**What is needed**
Restate the records below word for word.

**Given entries**
━━━
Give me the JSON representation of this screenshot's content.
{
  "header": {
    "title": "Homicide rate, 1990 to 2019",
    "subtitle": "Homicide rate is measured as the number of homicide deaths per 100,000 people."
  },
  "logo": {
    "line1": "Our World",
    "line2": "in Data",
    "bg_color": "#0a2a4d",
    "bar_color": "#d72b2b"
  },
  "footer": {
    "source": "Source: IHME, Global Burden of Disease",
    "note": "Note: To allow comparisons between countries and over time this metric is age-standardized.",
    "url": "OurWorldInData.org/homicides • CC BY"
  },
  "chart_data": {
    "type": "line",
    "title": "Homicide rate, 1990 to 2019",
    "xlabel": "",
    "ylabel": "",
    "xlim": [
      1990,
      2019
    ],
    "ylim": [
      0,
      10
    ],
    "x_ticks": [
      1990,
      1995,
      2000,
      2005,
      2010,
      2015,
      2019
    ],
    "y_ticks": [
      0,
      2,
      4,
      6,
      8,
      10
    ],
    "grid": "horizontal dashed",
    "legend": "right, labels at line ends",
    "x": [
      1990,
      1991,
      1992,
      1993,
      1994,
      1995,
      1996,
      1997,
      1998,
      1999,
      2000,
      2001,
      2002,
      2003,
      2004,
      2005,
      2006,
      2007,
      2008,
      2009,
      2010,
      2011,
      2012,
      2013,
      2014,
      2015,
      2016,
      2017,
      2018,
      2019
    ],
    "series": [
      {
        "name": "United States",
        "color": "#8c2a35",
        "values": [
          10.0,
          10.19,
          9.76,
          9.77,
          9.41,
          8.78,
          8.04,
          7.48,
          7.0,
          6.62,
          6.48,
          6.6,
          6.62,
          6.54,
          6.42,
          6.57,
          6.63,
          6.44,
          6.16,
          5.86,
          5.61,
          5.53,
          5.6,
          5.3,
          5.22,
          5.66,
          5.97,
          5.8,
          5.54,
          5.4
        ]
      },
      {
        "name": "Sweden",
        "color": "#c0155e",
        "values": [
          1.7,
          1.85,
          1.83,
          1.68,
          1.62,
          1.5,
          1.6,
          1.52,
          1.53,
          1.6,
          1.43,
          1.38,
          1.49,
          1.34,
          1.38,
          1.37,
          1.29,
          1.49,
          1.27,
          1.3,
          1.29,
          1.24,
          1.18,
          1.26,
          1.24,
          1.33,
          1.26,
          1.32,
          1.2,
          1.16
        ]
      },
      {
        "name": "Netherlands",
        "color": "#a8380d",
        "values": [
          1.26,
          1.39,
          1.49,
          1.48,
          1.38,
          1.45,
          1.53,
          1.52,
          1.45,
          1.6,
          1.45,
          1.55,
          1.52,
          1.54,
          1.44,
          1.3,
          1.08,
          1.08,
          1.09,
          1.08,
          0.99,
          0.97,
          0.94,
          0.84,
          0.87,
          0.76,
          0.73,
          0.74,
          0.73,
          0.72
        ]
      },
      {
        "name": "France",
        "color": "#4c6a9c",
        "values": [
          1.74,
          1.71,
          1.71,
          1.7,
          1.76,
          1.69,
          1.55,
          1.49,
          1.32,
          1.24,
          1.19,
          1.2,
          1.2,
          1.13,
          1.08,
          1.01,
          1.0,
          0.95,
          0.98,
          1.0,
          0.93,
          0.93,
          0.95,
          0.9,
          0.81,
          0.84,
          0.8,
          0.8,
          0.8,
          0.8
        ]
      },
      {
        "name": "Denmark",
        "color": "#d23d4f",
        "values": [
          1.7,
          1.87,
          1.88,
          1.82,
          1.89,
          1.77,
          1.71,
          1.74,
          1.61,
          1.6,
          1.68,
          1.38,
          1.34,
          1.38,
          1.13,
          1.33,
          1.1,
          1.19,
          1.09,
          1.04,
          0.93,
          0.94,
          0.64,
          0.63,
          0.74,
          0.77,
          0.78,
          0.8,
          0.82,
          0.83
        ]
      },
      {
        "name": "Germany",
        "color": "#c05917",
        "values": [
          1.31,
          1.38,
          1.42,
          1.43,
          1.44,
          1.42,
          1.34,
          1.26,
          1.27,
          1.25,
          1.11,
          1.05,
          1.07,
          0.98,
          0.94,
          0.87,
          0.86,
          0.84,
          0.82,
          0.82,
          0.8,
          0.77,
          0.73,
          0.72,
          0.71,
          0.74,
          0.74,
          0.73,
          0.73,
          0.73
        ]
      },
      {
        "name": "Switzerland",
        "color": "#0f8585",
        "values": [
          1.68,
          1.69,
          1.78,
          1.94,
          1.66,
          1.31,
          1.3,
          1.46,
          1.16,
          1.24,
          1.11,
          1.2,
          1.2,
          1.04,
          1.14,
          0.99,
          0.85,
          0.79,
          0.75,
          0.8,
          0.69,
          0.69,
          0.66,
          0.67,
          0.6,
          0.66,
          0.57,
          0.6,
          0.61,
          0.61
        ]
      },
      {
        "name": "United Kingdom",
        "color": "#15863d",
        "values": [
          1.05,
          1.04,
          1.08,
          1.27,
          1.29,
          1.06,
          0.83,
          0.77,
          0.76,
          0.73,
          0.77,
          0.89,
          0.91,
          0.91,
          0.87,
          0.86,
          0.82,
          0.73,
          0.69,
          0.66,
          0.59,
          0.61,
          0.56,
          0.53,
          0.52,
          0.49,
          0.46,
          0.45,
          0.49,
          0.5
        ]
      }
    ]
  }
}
━━━
**Exercise result**
Give me the JSON representation of this screenshot's content.
{
  "header": {
    "title": "Homicide rate, 1990 to 2019",
    "subtitle": "Homicide rate is measured as the number of homicide deaths per 100,000 people."
  },
  "logo": {
    "line1": "Our World",
    "line2": "in Data",
    "bg_color": "#0a2a4d",
    "bar_color": "#d72b2b"
  },
  "footer": {
    "source": "Source: IHME, Global Burden of Disease",
    "note": "Note: To allow comparisons between countries and over time this metric is age-standardized.",
    "url": "OurWorldInData.org/homicides • CC BY"
  },
  "chart_data": {
    "type": "line",
    "title": "Homicide rate, 1990 to 2019",
    "xlabel": "",
    "ylabel": "",
    "xlim": [
      1990,
      2019
    ],
    "ylim": [
      0,
      10
    ],
    "x_ticks": [
      1990,
      1995,
      2000,
      2005,
      2010,
      2015,
      2019
    ],
    "y_ticks": [
      0,
      2,
      4,
      6,
      8,
      10
    ],
    "grid": "horizontal dashed",
    "legend": "right, labels at line ends",
    "x": [
      1990,
      1991,
      1992,
      1993,
      1994,
      1995,
      1996,
      1997,
      1998,
      1999,
      2000,
      2001,
      2002,
      2003,
      2004,
      2005,
      2006,
      2007,
      2008,
      2009,
      2010,
      2011,
      2012,
      2013,
      2014,
      2015,
      2016,
      2017,
      2018,
      2019
    ],
    "series": [
      {
        "name": "United States",
        "color": "#8c2a35",
        "values": [
          10.0,
          10.19,
          9.76,
          9.77,
          9.41,
          8.78,
          8.04,
          7.48,
          7.0,
          6.62,
          6.48,
          6.6,
          6.62,
          6.54,
          6.42,
          6.57,
          6.63,
          6.44,
          6.16,
          5.86,
          5.61,
          5.53,
          5.6,
          5.3,
          5.22,
          5.66,
          5.97,
          5.8,
          5.54,
          5.4
        ]
      },
      {
        "name": "Sweden",
        "color": "#c0155e",
        "values": [
          1.7,
          1.85,
          1.83,
          1.68,
          1.62,
          1.5,
          1.6,
          1.52,
          1.53,
          1.6,
          1.43,
          1.38,
          1.49,
          1.34,
          1.38,
          1.37,
          1.29,
          1.49,
          1.27,
          1.3,
          1.29,
          1.24,
          1.18,
          1.26,
          1.24,
          1.33,
          1.26,
          1.32,
          1.2,
          1.16
        ]
      },
      {
        "name": "Netherlands",
        "color": "#a8380d",
        "values": [
          1.26,
          1.39,
          1.49,
          1.48,
          1.38,
          1.45,
          1.53,
          1.52,
          1.45,
          1.6,
          1.45,
          1.55,
          1.52,
          1.54,
          1.44,
          1.3,
          1.08,
          1.08,
          1.09,
          1.08,
          0.99,
          0.97,
          0.94,
          0.84,
          0.87,
          0.76,
          0.73,
          0.74,
          0.73,
          0.72
        ]
      },
      {
        "name": "France",
        "color": "#4c6a9c",
        "values": [
          1.74,
          1.71,
          1.71,
          1.7,
          1.76,
          1.69,
          1.55,
          1.49,
          1.32,
          1.24,
          1.19,
          1.2,
          1.2,
          1.13,
          1.08,
          1.01,
          1.0,
          0.95,
          0.98,
          1.0,
          0.93,
          0.93,
          0.95,
          0.9,
          0.81,
          0.84,
          0.8,
          0.8,
          0.8,
          0.8
        ]
      },
      {
        "name": "Denmark",
        "color": "#d23d4f",
        "values": [
          1.7,
          1.87,
          1.88,
          1.82,
          1.89,
          1.77,
          1.71,
          1.74,
          1.61,
          1.6,
          1.68,
          1.38,
          1.34,
          1.38,
          1.13,
          1.33,
          1.1,
          1.19,
          1.09,
          1.04,
          0.93,
          0.94,
          0.64,
          0.63,
          0.74,
          0.77,
          0.78,
          0.8,
          0.82,
          0.83
        ]
      },
      {
        "name": "Germany",
        "color": "#c05917",
        "values": [
          1.31,
          1.38,
          1.42,
          1.43,
          1.44,
          1.42,
          1.34,
          1.26,
          1.27,
          1.25,
          1.11,
          1.05,
          1.07,
          0.98,
          0.94,
          0.87,
          0.86,
          0.84,
          0.82,
          0.82,
          0.8,
          0.77,
          0.73,
          0.72,
          0.71,
          0.74,
          0.74,
          0.73,
          0.73,
          0.73
        ]
      },
      {
        "name": "Switzerland",
        "color": "#0f8585",
        "values": [
          1.68,
          1.69,
          1.78,
          1.94,
          1.66,
          1.31,
          1.3,
          1.46,
          1.16,
          1.24,
          1.11,
          1.2,
          1.2,
          1.04,
          1.14,
          0.99,
          0.85,
          0.79,
          0.75,
          0.8,
          0.69,
          0.69,
          0.66,
          0.67,
          0.6,
          0.66,
          0.57,
          0.6,
          0.61,
          0.61
        ]
      },
      {
        "name": "United Kingdom",
        "color": "#15863d",
        "values": [
          1.05,
          1.04,
          1.08,
          1.27,
          1.29,
          1.06,
          0.83,
          0.77,
          0.76,
          0.73,
          0.77,
          0.89,
          0.91,
          0.91,
          0.87,
          0.86,
          0.82,
          0.73,
          0.69,
          0.66,
          0.59,
          0.61,
          0.56,
          0.53,
          0.52,
          0.49,
          0.46,
          0.45,
          0.49,
          0.5
        ]
      }
    ]
  }
}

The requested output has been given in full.